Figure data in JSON

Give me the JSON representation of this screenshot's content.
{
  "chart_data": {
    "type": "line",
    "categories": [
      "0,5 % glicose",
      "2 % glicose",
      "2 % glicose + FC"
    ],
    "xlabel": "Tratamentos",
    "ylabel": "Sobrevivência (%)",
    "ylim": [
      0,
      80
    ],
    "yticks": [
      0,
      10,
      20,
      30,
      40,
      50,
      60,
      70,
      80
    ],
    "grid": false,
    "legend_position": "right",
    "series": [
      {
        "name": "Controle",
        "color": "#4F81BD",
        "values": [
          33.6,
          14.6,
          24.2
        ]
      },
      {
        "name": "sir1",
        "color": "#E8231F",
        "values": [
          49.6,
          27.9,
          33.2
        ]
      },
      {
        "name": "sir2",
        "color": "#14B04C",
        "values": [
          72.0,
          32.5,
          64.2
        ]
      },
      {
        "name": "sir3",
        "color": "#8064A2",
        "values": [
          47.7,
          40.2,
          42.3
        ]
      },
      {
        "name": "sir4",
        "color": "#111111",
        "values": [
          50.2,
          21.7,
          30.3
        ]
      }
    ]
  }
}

### [TASK BRIEF]
Set all of the records down again, exactly as they stand.

### [ANSWER TO THE PROBLEM]
Give me the JSON representation of this screenshot's content.
{
  "chart_data": {
    "type": "line",
    "categories": [
      "0,5 % glicose",
      "2 % glicose",
      "2 % glicose + FC"
    ],
    "xlabel": "Tratamentos",
    "ylabel": "Sobrevivência (%)",
    "ylim": [
      0,
      80
    ],
    "yticks": [
      0,
      10,
      20,
      30,
      40,
      50,
      60,
      70,
      80
    ],
    "grid": false,
    "legend_position": "right",
    "series": [
      {
        "name": "Controle",
        "color": "#4F81BD",
        "values": [
          33.6,
          14.6,
          24.2
        ]
      },
      {
        "name": "sir1",
        "color": "#E8231F",
        "values": [
          49.6,
          27.9,
          33.2
        ]
      },
      {
        "name": "sir2",
        "color": "#14B04C",
        "values": [
          72.0,
          32.5,
          64.2
        ]
      },
      {
        "name": "sir3",
        "color": "#8064A2",
        "values": [
          47.7,
          40.2,
          42.3
        ]
      },
      {
        "name": "sir4",
        "color": "#111111",
        "values": [
          50.2,
          21.7,
          30.3
        ]
      }
    ]
  }
}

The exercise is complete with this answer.